Rows from a figure dataset:

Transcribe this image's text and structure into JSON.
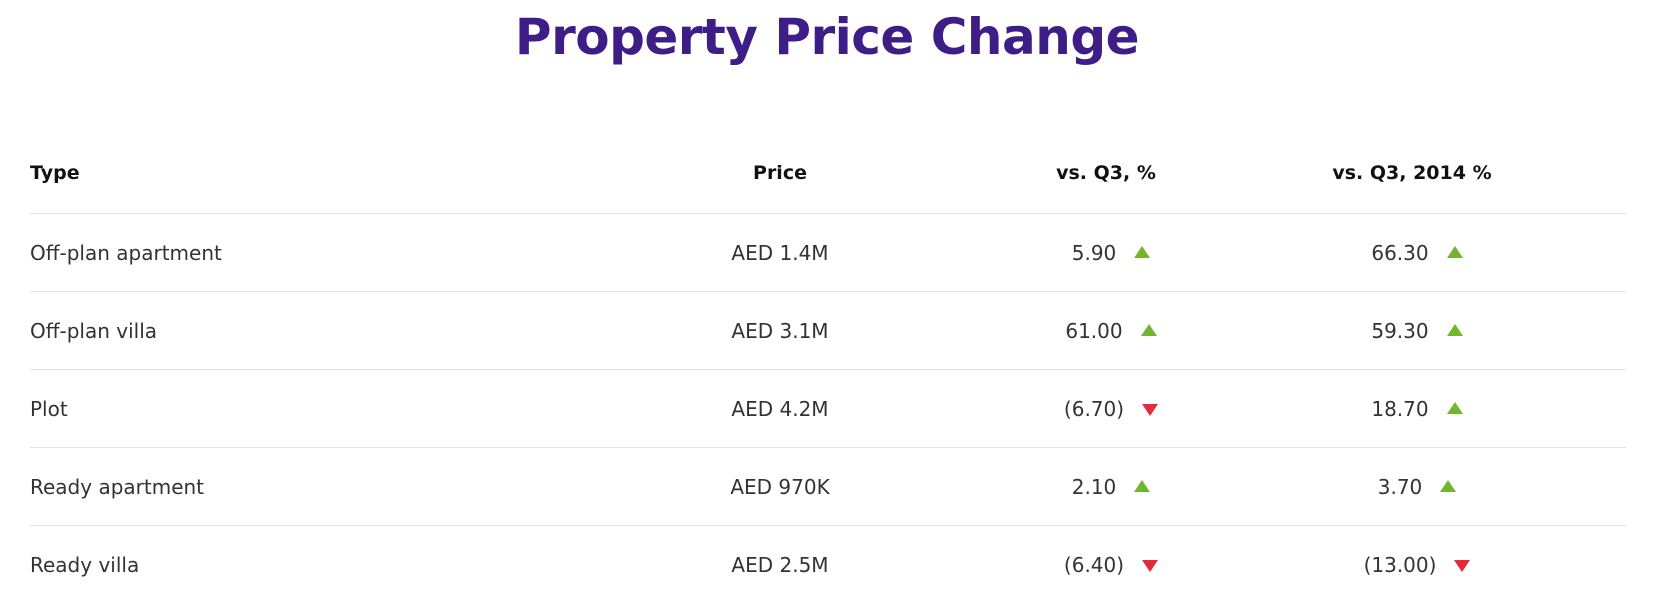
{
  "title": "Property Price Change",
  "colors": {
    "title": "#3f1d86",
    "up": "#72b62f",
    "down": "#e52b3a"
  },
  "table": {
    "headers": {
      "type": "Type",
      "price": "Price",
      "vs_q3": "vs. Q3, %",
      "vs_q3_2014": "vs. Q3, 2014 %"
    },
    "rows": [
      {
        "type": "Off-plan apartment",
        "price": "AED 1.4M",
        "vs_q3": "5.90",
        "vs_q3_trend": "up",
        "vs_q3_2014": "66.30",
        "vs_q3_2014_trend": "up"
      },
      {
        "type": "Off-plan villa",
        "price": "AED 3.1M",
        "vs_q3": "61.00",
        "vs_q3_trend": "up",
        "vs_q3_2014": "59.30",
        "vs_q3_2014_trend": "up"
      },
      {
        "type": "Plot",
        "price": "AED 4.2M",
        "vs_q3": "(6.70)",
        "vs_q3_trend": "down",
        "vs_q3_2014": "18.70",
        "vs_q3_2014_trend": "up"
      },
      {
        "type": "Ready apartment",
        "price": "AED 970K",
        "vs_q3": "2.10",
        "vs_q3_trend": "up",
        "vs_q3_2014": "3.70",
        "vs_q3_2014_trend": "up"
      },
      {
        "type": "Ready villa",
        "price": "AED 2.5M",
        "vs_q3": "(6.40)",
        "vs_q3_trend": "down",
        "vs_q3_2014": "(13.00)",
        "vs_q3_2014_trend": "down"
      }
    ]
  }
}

▶ [Task]:
From the data above, work out how many lines hold "type". Answer with the number alone.

▶ [Solution for this exercise]:
6